## Objective
Gather all lines in the records below that include the word "label".

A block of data
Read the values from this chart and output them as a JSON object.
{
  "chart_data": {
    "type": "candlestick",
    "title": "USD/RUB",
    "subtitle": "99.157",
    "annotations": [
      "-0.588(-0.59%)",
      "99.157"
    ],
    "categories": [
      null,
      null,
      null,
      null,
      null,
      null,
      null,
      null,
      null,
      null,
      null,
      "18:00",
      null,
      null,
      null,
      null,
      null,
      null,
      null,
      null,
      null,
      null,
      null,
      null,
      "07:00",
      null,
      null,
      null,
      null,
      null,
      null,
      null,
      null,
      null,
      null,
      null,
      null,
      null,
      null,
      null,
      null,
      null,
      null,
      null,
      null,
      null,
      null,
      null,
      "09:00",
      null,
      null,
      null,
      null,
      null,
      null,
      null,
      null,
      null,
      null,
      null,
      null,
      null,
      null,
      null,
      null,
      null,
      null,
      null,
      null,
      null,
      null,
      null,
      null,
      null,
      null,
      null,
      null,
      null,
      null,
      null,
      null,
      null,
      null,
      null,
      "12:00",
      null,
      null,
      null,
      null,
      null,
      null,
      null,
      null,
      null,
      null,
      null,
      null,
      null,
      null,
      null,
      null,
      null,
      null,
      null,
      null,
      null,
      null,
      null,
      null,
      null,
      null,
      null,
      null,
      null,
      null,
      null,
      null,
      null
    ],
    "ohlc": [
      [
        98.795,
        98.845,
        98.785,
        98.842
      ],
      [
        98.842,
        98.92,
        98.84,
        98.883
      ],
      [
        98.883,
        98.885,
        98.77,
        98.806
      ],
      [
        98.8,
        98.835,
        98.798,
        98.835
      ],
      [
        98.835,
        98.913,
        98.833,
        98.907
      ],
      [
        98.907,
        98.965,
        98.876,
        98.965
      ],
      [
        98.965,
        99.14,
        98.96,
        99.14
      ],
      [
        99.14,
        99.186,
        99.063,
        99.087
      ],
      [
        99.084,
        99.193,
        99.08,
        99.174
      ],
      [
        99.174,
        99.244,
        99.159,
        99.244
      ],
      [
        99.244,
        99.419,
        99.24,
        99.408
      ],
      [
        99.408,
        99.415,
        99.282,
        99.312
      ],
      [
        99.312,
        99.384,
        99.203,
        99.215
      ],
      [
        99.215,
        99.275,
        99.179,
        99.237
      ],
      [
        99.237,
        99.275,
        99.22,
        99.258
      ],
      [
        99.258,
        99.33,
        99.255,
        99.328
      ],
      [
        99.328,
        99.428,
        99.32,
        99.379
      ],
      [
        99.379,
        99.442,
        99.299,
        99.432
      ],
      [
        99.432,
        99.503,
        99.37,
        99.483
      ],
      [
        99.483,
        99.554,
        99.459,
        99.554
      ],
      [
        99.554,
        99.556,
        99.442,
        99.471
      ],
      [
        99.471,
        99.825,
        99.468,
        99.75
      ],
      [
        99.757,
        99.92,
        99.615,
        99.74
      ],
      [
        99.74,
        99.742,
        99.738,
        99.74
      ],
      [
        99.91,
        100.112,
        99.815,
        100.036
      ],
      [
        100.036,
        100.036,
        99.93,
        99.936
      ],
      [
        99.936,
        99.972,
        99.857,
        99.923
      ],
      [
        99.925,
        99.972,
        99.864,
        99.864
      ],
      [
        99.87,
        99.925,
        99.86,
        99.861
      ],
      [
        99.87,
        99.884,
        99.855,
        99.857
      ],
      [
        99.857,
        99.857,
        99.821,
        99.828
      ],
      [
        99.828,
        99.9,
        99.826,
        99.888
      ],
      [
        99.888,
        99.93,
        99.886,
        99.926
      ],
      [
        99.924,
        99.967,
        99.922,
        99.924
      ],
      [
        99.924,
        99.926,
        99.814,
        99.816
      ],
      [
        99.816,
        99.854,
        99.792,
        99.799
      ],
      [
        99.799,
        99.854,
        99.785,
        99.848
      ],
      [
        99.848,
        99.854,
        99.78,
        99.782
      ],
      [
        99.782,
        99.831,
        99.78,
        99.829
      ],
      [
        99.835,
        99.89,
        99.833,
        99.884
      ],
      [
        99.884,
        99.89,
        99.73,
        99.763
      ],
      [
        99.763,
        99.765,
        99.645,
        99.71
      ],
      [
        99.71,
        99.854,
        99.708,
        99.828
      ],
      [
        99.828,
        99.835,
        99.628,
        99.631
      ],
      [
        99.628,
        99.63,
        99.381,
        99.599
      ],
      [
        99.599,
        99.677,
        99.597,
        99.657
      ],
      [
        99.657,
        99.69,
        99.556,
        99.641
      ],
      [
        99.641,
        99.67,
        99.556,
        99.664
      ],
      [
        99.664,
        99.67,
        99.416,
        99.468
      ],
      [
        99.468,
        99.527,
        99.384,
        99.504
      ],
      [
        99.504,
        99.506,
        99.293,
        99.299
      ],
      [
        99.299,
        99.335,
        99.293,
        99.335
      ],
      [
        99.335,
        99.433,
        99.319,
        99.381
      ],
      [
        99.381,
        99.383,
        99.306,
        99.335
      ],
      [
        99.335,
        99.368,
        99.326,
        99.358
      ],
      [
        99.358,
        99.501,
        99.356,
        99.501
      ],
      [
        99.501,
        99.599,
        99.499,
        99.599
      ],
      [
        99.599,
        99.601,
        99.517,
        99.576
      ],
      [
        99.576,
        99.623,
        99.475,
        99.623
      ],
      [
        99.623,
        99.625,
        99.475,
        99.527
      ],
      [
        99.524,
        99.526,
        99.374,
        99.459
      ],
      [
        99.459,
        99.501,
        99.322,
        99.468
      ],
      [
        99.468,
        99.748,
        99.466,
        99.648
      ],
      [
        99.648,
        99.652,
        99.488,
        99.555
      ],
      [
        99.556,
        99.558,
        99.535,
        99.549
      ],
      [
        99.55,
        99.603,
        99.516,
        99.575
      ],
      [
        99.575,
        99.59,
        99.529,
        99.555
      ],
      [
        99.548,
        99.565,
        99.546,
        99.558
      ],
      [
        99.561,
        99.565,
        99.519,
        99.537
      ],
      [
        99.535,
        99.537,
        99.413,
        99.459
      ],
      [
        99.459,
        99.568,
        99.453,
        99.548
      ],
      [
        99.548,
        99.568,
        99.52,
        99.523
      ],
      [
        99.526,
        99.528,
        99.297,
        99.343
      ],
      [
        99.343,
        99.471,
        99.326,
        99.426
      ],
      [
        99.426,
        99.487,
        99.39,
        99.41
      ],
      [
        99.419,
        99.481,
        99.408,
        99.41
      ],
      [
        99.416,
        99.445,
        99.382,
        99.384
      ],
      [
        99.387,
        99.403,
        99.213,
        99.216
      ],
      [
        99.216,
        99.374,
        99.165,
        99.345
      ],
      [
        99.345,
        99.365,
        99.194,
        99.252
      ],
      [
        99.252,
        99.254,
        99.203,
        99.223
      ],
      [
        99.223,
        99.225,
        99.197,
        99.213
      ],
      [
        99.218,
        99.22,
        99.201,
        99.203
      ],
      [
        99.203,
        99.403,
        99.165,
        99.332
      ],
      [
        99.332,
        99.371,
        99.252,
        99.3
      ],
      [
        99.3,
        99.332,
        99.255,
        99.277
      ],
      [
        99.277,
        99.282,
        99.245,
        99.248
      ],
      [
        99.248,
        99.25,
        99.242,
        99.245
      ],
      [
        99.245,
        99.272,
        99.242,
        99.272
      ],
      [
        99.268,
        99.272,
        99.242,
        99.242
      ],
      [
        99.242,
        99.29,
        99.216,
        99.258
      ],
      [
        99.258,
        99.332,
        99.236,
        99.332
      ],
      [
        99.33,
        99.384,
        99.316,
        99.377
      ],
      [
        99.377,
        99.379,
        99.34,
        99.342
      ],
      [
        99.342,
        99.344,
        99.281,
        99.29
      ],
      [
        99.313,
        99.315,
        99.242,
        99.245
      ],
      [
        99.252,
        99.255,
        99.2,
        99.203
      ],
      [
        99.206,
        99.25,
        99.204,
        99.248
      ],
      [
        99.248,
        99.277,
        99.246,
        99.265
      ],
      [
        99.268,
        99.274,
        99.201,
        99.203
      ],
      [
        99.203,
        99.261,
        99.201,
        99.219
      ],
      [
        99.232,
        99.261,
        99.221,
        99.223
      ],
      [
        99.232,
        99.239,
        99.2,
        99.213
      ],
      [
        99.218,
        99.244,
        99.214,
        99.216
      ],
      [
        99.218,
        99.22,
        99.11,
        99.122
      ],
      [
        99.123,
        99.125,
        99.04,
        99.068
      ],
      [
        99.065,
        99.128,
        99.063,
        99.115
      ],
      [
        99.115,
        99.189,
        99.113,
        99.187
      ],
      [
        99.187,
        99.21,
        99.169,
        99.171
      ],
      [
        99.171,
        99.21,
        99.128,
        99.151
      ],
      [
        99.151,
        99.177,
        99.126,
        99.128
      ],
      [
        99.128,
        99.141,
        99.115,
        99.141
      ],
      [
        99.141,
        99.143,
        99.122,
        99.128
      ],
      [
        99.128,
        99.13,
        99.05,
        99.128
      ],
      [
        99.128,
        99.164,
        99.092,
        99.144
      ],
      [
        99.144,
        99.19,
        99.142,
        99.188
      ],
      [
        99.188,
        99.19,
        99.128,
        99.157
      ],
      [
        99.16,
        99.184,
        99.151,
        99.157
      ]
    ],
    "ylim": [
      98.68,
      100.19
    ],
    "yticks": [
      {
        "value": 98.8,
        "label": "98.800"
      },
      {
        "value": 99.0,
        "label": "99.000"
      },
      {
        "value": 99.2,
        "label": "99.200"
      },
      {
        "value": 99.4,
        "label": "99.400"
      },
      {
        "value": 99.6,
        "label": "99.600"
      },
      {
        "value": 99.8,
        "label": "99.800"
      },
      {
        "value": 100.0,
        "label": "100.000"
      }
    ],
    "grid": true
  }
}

## Result of the task
        "label": "98.800"
        "label": "99.000"
        "label": "99.200"
        "label": "99.400"
        "label": "99.600"
        "label": "99.800"
        "label": "100.000"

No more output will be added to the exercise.